(Dataset entries)
>>
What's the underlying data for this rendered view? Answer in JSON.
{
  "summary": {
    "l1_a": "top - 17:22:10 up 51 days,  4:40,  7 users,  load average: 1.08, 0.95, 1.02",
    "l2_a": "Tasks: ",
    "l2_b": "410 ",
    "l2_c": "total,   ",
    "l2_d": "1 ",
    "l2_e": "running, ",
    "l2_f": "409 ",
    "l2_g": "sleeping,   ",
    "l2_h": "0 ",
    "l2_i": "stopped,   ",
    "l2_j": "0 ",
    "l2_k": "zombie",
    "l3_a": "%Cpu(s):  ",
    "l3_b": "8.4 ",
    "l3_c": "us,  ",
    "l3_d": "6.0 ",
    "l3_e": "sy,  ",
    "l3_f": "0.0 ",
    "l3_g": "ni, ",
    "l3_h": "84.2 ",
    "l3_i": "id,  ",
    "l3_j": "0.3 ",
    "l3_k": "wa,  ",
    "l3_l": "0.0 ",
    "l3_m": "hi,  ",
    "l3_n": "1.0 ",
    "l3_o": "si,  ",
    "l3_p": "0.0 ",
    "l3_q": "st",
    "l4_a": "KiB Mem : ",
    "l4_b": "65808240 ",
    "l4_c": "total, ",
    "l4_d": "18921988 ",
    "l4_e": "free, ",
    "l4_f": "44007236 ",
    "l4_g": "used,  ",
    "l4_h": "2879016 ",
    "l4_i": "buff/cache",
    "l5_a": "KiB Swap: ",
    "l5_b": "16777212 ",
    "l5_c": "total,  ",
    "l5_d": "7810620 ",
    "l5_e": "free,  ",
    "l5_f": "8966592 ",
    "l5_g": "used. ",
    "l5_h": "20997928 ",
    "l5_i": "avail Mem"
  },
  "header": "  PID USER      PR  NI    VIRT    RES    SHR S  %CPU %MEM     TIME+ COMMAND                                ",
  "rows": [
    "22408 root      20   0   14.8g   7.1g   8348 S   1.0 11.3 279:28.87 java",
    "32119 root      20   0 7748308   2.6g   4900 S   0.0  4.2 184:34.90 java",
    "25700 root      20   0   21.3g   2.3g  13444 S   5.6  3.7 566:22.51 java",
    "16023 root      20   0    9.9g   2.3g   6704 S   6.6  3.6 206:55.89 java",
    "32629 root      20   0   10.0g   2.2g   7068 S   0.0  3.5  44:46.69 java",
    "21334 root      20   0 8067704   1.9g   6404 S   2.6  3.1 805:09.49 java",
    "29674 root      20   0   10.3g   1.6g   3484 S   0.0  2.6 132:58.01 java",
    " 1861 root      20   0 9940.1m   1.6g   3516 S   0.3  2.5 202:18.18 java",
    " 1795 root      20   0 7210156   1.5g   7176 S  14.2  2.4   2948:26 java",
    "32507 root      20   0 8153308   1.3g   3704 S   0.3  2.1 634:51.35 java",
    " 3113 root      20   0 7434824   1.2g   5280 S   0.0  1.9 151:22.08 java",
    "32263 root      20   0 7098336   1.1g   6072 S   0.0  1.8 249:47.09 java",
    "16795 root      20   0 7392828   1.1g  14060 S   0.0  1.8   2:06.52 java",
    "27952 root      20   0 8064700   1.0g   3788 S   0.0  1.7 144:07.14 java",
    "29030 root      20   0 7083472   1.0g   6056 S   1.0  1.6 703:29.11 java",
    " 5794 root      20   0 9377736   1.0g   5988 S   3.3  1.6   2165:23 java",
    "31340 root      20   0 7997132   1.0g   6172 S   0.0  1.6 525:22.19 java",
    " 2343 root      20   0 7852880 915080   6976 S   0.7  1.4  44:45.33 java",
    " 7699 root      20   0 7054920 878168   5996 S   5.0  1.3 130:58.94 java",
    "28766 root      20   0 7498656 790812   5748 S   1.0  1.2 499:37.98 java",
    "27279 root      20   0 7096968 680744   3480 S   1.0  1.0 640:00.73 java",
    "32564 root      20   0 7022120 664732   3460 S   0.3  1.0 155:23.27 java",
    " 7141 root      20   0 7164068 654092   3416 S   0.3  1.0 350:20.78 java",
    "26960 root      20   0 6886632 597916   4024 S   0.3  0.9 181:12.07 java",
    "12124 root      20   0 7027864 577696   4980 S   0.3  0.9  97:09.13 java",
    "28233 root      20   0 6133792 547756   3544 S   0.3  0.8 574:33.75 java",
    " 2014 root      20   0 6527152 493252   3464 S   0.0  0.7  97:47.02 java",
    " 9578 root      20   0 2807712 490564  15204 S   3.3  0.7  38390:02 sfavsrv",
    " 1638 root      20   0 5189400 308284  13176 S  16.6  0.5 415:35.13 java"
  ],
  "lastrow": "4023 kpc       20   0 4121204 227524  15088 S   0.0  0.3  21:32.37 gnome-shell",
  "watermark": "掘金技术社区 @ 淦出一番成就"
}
<<
Task description: Restate each entry exactly, skipping none.

Expected answer:
What's the underlying data for this rendered view? Answer in JSON.
{
  "summary": {
    "l1_a": "top - 17:22:10 up 51 days,  4:40,  7 users,  load average: 1.08, 0.95, 1.02",
    "l2_a": "Tasks: ",
    "l2_b": "410 ",
    "l2_c": "total,   ",
    "l2_d": "1 ",
    "l2_e": "running, ",
    "l2_f": "409 ",
    "l2_g": "sleeping,   ",
    "l2_h": "0 ",
    "l2_i": "stopped,   ",
    "l2_j": "0 ",
    "l2_k": "zombie",
    "l3_a": "%Cpu(s):  ",
    "l3_b": "8.4 ",
    "l3_c": "us,  ",
    "l3_d": "6.0 ",
    "l3_e": "sy,  ",
    "l3_f": "0.0 ",
    "l3_g": "ni, ",
    "l3_h": "84.2 ",
    "l3_i": "id,  ",
    "l3_j": "0.3 ",
    "l3_k": "wa,  ",
    "l3_l": "0.0 ",
    "l3_m": "hi,  ",
    "l3_n": "1.0 ",
    "l3_o": "si,  ",
    "l3_p": "0.0 ",
    "l3_q": "st",
    "l4_a": "KiB Mem : ",
    "l4_b": "65808240 ",
    "l4_c": "total, ",
    "l4_d": "18921988 ",
    "l4_e": "free, ",
    "l4_f": "44007236 ",
    "l4_g": "used,  ",
    "l4_h": "2879016 ",
    "l4_i": "buff/cache",
    "l5_a": "KiB Swap: ",
    "l5_b": "16777212 ",
    "l5_c": "total,  ",
    "l5_d": "7810620 ",
    "l5_e": "free,  ",
    "l5_f": "8966592 ",
    "l5_g": "used. ",
    "l5_h": "20997928 ",
    "l5_i": "avail Mem"
  },
  "header": "  PID USER      PR  NI    VIRT    RES    SHR S  %CPU %MEM     TIME+ COMMAND                                ",
  "rows": [
    "22408 root      20   0   14.8g   7.1g   8348 S   1.0 11.3 279:28.87 java",
    "32119 root      20   0 7748308   2.6g   4900 S   0.0  4.2 184:34.90 java",
    "25700 root      20   0   21.3g   2.3g  13444 S   5.6  3.7 566:22.51 java",
    "16023 root      20   0    9.9g   2.3g   6704 S   6.6  3.6 206:55.89 java",
    "32629 root      20   0   10.0g   2.2g   7068 S   0.0  3.5  44:46.69 java",
    "21334 root      20   0 8067704   1.9g   6404 S   2.6  3.1 805:09.49 java",
    "29674 root      20   0   10.3g   1.6g   3484 S   0.0  2.6 132:58.01 java",
    " 1861 root      20   0 9940.1m   1.6g   3516 S   0.3  2.5 202:18.18 java",
    " 1795 root      20   0 7210156   1.5g   7176 S  14.2  2.4   2948:26 java",
    "32507 root      20   0 8153308   1.3g   3704 S   0.3  2.1 634:51.35 java",
    " 3113 root      20   0 7434824   1.2g   5280 S   0.0  1.9 151:22.08 java",
    "32263 root      20   0 7098336   1.1g   6072 S   0.0  1.8 249:47.09 java",
    "16795 root      20   0 7392828   1.1g  14060 S   0.0  1.8   2:06.52 java",
    "27952 root      20   0 8064700   1.0g   3788 S   0.0  1.7 144:07.14 java",
    "29030 root      20   0 7083472   1.0g   6056 S   1.0  1.6 703:29.11 java",
    " 5794 root      20   0 9377736   1.0g   5988 S   3.3  1.6   2165:23 java",
    "31340 root      20   0 7997132   1.0g   6172 S   0.0  1.6 525:22.19 java",
    " 2343 root      20   0 7852880 915080   6976 S   0.7  1.4  44:45.33 java",
    " 7699 root      20   0 7054920 878168   5996 S   5.0  1.3 130:58.94 java",
    "28766 root      20   0 7498656 790812   5748 S   1.0  1.2 499:37.98 java",
    "27279 root      20   0 7096968 680744   3480 S   1.0  1.0 640:00.73 java",
    "32564 root      20   0 7022120 664732   3460 S   0.3  1.0 155:23.27 java",
    " 7141 root      20   0 7164068 654092   3416 S   0.3  1.0 350:20.78 java",
    "26960 root      20   0 6886632 597916   4024 S   0.3  0.9 181:12.07 java",
    "12124 root      20   0 7027864 577696   4980 S   0.3  0.9  97:09.13 java",
    "28233 root      20   0 6133792 547756   3544 S   0.3  0.8 574:33.75 java",
    " 2014 root      20   0 6527152 493252   3464 S   0.0  0.7  97:47.02 java",
    " 9578 root      20   0 2807712 490564  15204 S   3.3  0.7  38390:02 sfavsrv",
    " 1638 root      20   0 5189400 308284  13176 S  16.6  0.5 415:35.13 java"
  ],
  "lastrow": "4023 kpc       20   0 4121204 227524  15088 S   0.0  0.3  21:32.37 gnome-shell",
  "watermark": "掘金技术社区 @ 淦出一番成就"
}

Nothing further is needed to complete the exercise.